[Set problem]: Exclude images, then output the remaining data verbatim.
>> START Data shown
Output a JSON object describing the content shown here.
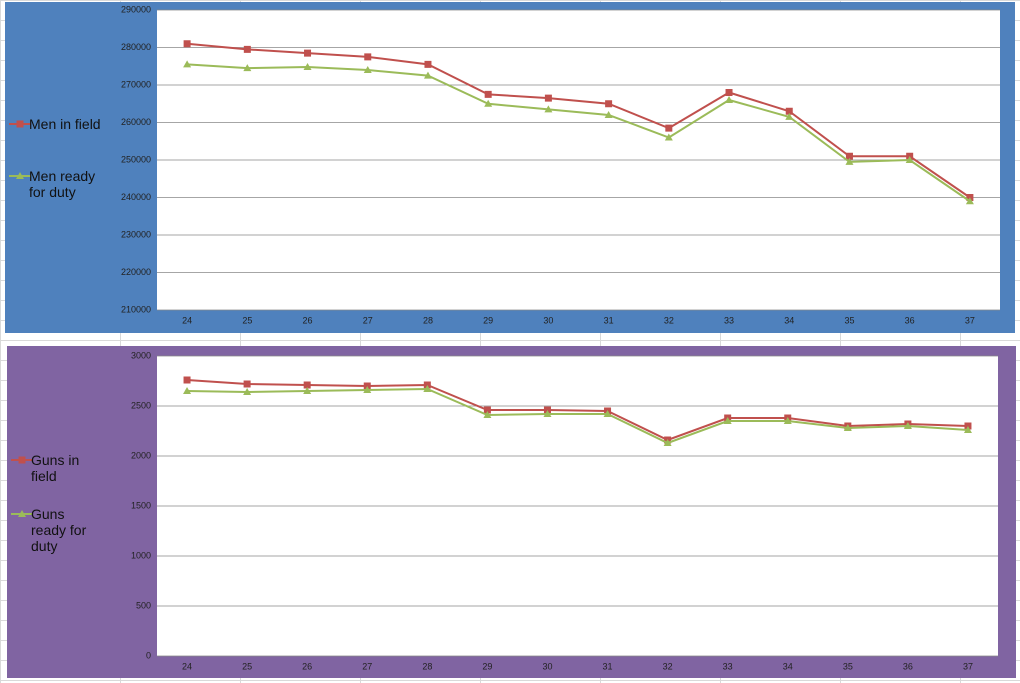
{
  "chart_data": [
    {
      "type": "line",
      "categories": [
        "24",
        "25",
        "26",
        "27",
        "28",
        "29",
        "30",
        "31",
        "32",
        "33",
        "34",
        "35",
        "36",
        "37"
      ],
      "series": [
        {
          "name": "Men in field",
          "color": "#c0504d",
          "marker": "square",
          "values": [
            281000,
            279500,
            278500,
            277500,
            275500,
            267500,
            266500,
            265000,
            258500,
            268000,
            263000,
            251000,
            251000,
            240000
          ]
        },
        {
          "name": "Men ready for duty",
          "color": "#9bbb59",
          "marker": "triangle",
          "values": [
            275500,
            274500,
            274800,
            274000,
            272500,
            265000,
            263500,
            262000,
            256000,
            266000,
            261500,
            249500,
            250000,
            239000
          ]
        }
      ],
      "ylim": [
        210000,
        290000
      ],
      "yticks": [
        210000,
        220000,
        230000,
        240000,
        250000,
        260000,
        270000,
        280000,
        290000
      ],
      "grid": true,
      "background": "#4f81bd"
    },
    {
      "type": "line",
      "categories": [
        "24",
        "25",
        "26",
        "27",
        "28",
        "29",
        "30",
        "31",
        "32",
        "33",
        "34",
        "35",
        "36",
        "37"
      ],
      "series": [
        {
          "name": "Guns in field",
          "color": "#c0504d",
          "marker": "square",
          "values": [
            2760,
            2720,
            2710,
            2700,
            2710,
            2460,
            2460,
            2450,
            2160,
            2380,
            2380,
            2300,
            2320,
            2300
          ]
        },
        {
          "name": "Guns ready for duty",
          "color": "#9bbb59",
          "marker": "triangle",
          "values": [
            2650,
            2640,
            2650,
            2660,
            2670,
            2410,
            2420,
            2420,
            2130,
            2350,
            2350,
            2280,
            2300,
            2260
          ]
        }
      ],
      "ylim": [
        0,
        3000
      ],
      "yticks": [
        0,
        500,
        1000,
        1500,
        2000,
        2500,
        3000
      ],
      "grid": true,
      "background": "#8064a2"
    }
  ]
}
>> END Data shown
[Answer to this problem]:
Output a JSON object describing the content shown here.
{
  "chart_data": [
    {
      "type": "line",
      "categories": [
        "24",
        "25",
        "26",
        "27",
        "28",
        "29",
        "30",
        "31",
        "32",
        "33",
        "34",
        "35",
        "36",
        "37"
      ],
      "series": [
        {
          "name": "Men in field",
          "color": "#c0504d",
          "marker": "square",
          "values": [
            281000,
            279500,
            278500,
            277500,
            275500,
            267500,
            266500,
            265000,
            258500,
            268000,
            263000,
            251000,
            251000,
            240000
          ]
        },
        {
          "name": "Men ready for duty",
          "color": "#9bbb59",
          "marker": "triangle",
          "values": [
            275500,
            274500,
            274800,
            274000,
            272500,
            265000,
            263500,
            262000,
            256000,
            266000,
            261500,
            249500,
            250000,
            239000
          ]
        }
      ],
      "ylim": [
        210000,
        290000
      ],
      "yticks": [
        210000,
        220000,
        230000,
        240000,
        250000,
        260000,
        270000,
        280000,
        290000
      ],
      "grid": true,
      "background": "#4f81bd"
    },
    {
      "type": "line",
      "categories": [
        "24",
        "25",
        "26",
        "27",
        "28",
        "29",
        "30",
        "31",
        "32",
        "33",
        "34",
        "35",
        "36",
        "37"
      ],
      "series": [
        {
          "name": "Guns in field",
          "color": "#c0504d",
          "marker": "square",
          "values": [
            2760,
            2720,
            2710,
            2700,
            2710,
            2460,
            2460,
            2450,
            2160,
            2380,
            2380,
            2300,
            2320,
            2300
          ]
        },
        {
          "name": "Guns ready for duty",
          "color": "#9bbb59",
          "marker": "triangle",
          "values": [
            2650,
            2640,
            2650,
            2660,
            2670,
            2410,
            2420,
            2420,
            2130,
            2350,
            2350,
            2280,
            2300,
            2260
          ]
        }
      ],
      "ylim": [
        0,
        3000
      ],
      "yticks": [
        0,
        500,
        1000,
        1500,
        2000,
        2500,
        3000
      ],
      "grid": true,
      "background": "#8064a2"
    }
  ]
}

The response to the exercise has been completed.